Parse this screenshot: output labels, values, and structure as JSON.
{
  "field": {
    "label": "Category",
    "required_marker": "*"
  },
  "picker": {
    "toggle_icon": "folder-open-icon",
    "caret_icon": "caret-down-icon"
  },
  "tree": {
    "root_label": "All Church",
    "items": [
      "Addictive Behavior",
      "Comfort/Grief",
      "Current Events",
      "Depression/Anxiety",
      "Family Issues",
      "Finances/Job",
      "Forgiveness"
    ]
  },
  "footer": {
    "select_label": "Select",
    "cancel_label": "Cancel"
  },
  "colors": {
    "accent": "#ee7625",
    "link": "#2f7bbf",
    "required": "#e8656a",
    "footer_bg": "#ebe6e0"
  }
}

▶ **EXERCISE TASK**:
Within the entries above, report how many lines include "icon", and keep the answer to the number.

▶ **ANSWER TO THE TASK**:
2